Dataset items:
-*-*-

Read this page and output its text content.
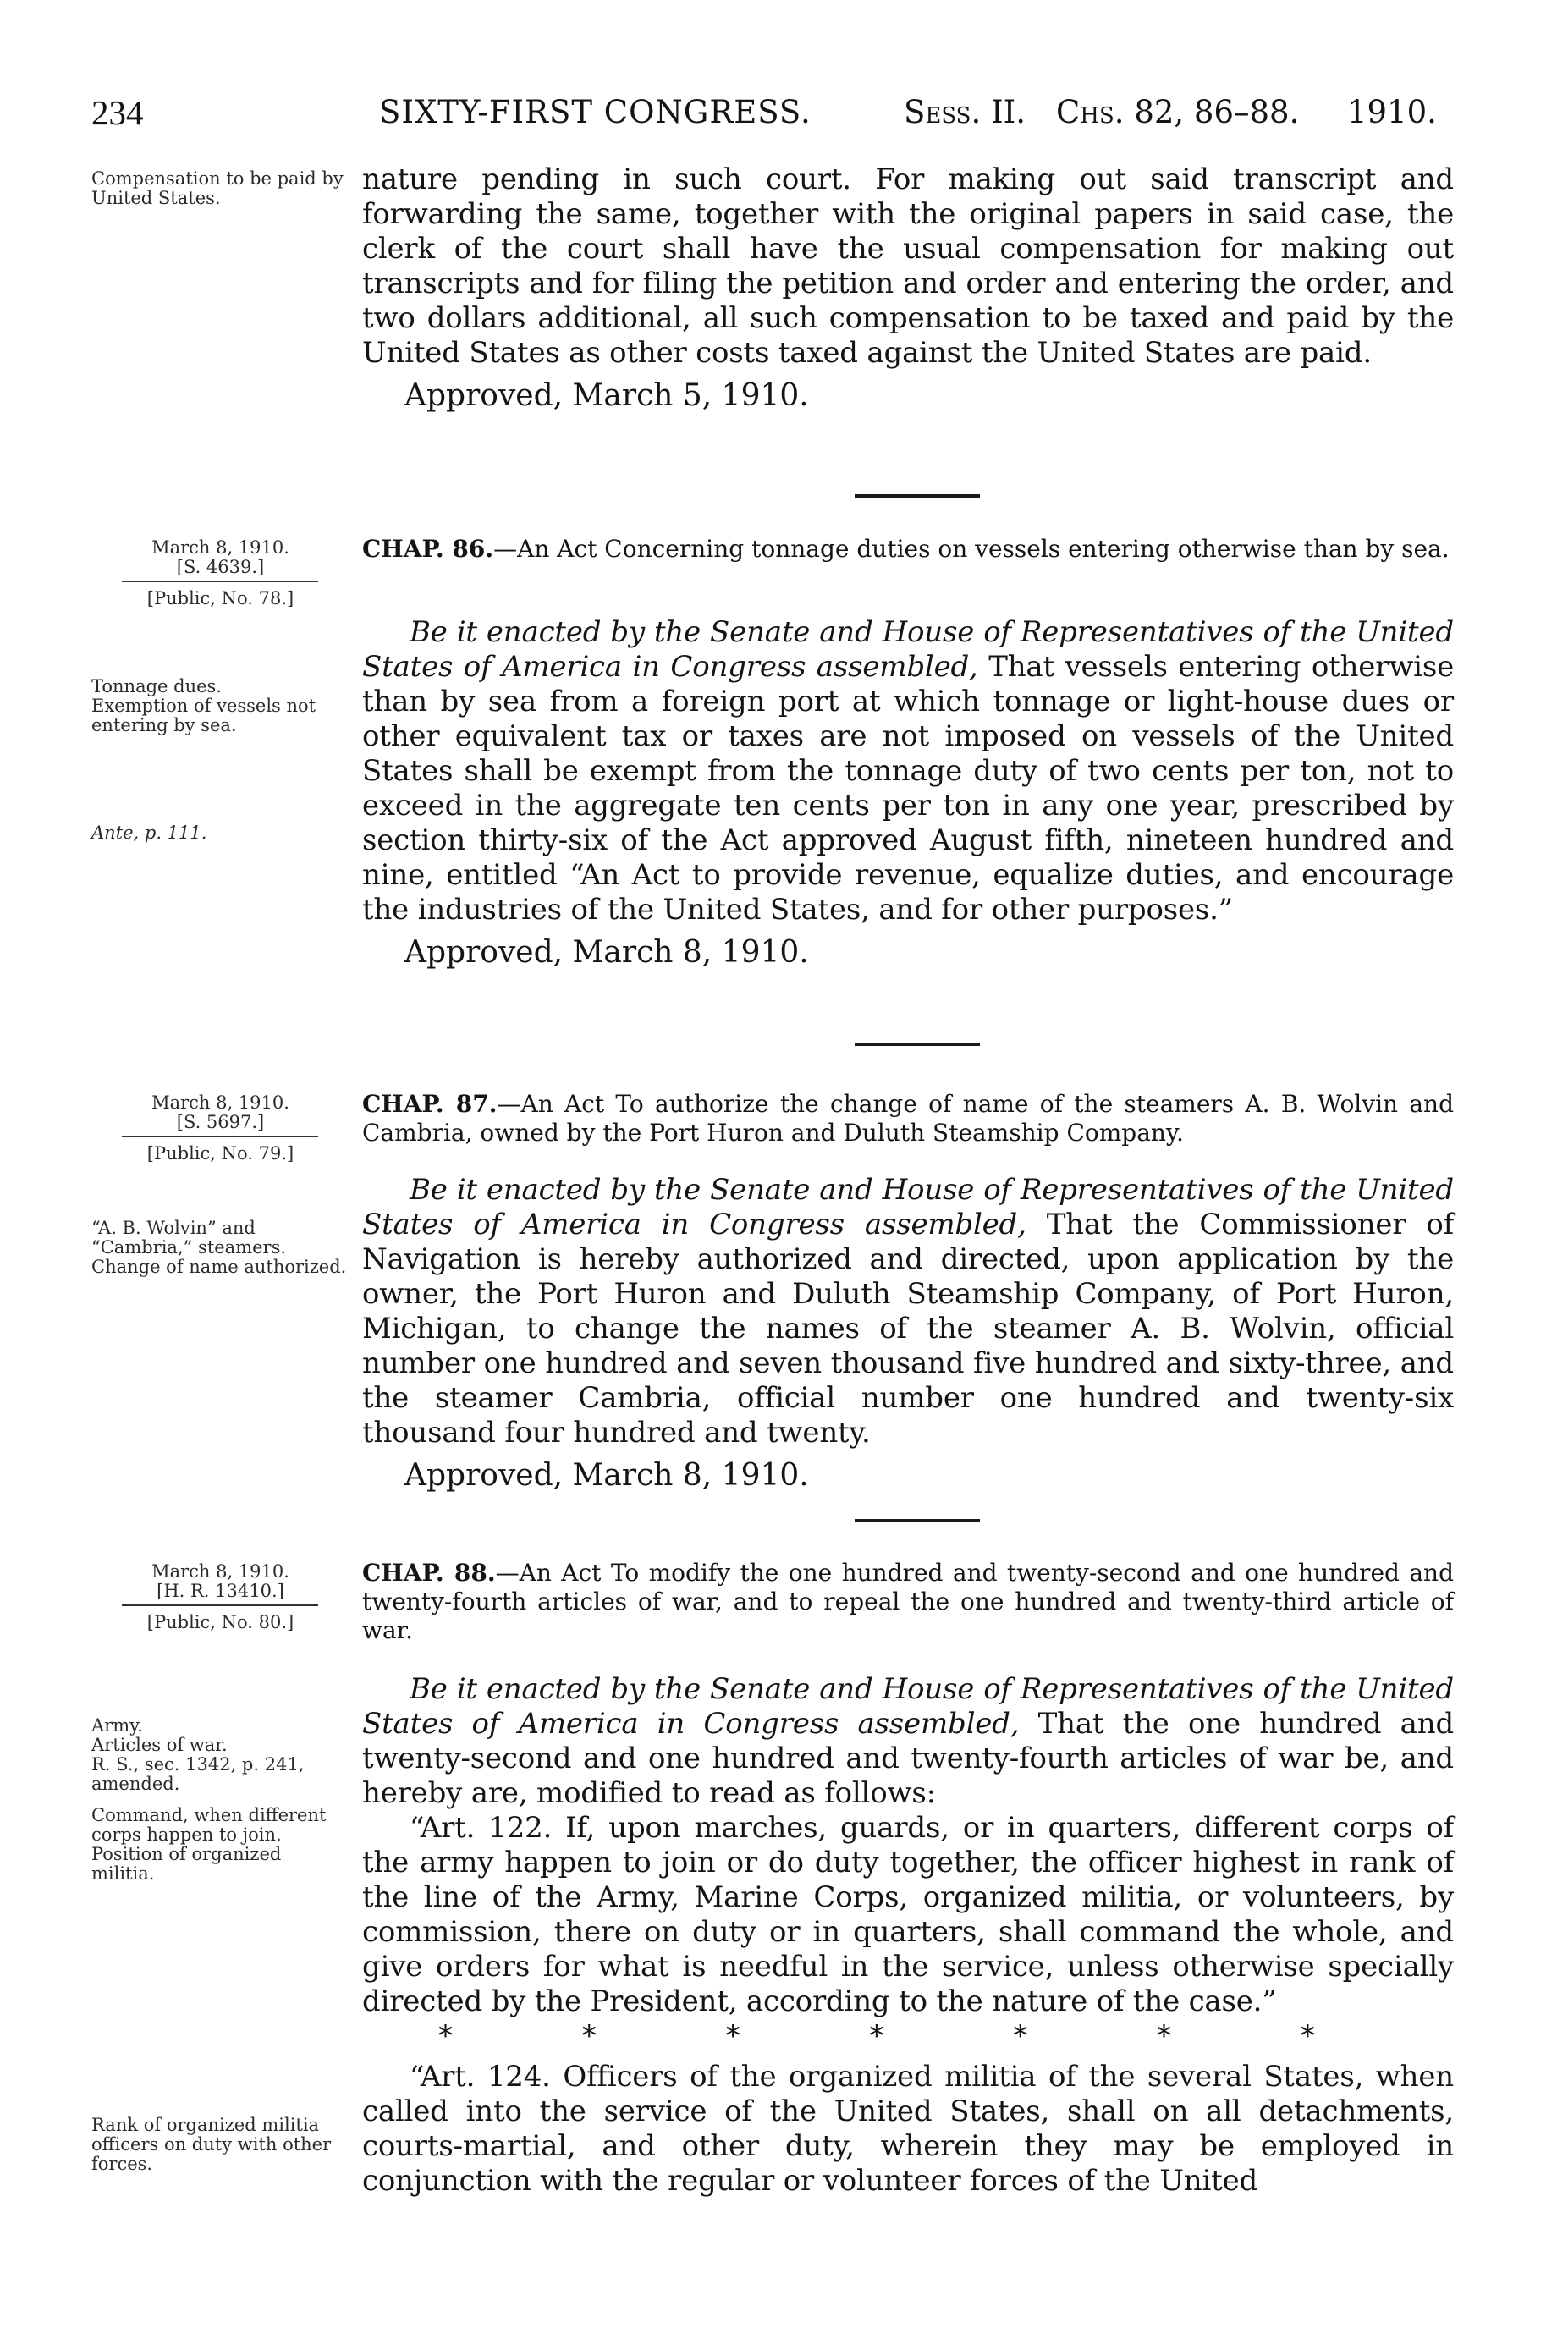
234	SIXTY-FIRST CONGRESS.	Sess. II. Chs. 82, 86–88. 1910.
Compensation to be paid by United States.

nature pending in such court. For making out said transcript and forwarding the same, together with the original papers in said case, the clerk of the court shall have the usual compensation for making out transcripts and for filing the petition and order and entering the order, and two dollars additional, all such compensation to be taxed and paid by the United States as other costs taxed against the United States are paid.

Approved, March 5, 1910.

March 8, 1910.
[S. 4639.]
[Public, No. 78.]

CHAP. 86.—An Act Concerning tonnage duties on vessels entering otherwise than by sea.

Tonnage dues.
Exemption of vessels not entering by sea.
Ante, p. 111.

Be it enacted by the Senate and House of Representatives of the United States of America in Congress assembled, That vessels entering otherwise than by sea from a foreign port at which tonnage or light-house dues or other equivalent tax or taxes are not imposed on vessels of the United States shall be exempt from the tonnage duty of two cents per ton, not to exceed in the aggregate ten cents per ton in any one year, prescribed by section thirty-six of the Act approved August fifth, nineteen hundred and nine, entitled “An Act to provide revenue, equalize duties, and encourage the industries of the United States, and for other purposes.”

Approved, March 8, 1910.

March 8, 1910.
[S. 5697.]
[Public, No. 79.]

CHAP. 87.—An Act To authorize the change of name of the steamers A. B. Wolvin and Cambria, owned by the Port Huron and Duluth Steamship Company.

“A. B. Wolvin” and “Cambria,” steamers.
Change of name authorized.

Be it enacted by the Senate and House of Representatives of the United States of America in Congress assembled, That the Commissioner of Navigation is hereby authorized and directed, upon application by the owner, the Port Huron and Duluth Steamship Company, of Port Huron, Michigan, to change the names of the steamer A. B. Wolvin, official number one hundred and seven thousand five hundred and sixty-three, and the steamer Cambria, official number one hundred and twenty-six thousand four hundred and twenty.

Approved, March 8, 1910.

March 8, 1910.
[H. R. 13410.]
[Public, No. 80.]

CHAP. 88.—An Act To modify the one hundred and twenty-second and one hundred and twenty-fourth articles of war, and to repeal the one hundred and twenty-third article of war.

Army.
Articles of war.
R. S., sec. 1342, p. 241, amended.
Command, when different corps happen to join.
Position of organized militia.
Rank of organized militia officers on duty with other forces.

Be it enacted by the Senate and House of Representatives of the United States of America in Congress assembled, That the one hundred and twenty-second and one hundred and twenty-fourth articles of war be, and hereby are, modified to read as follows:

“Art. 122. If, upon marches, guards, or in quarters, different corps of the army happen to join or do duty together, the officer highest in rank of the line of the Army, Marine Corps, organized militia, or volunteers, by commission, there on duty or in quarters, shall command the whole, and give orders for what is needful in the service, unless otherwise specially directed by the President, according to the nature of the case.”

* * * * * * *

“Art. 124. Officers of the organized militia of the several States, when called into the service of the United States, shall on all detachments, courts-martial, and other duty, wherein they may be employed in conjunction with the regular or volunteer forces of the United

-*-*-

Looking at the listing above, count the lines that contain "assembled" and give nothing but the number.

ANSWER IN FULL — 3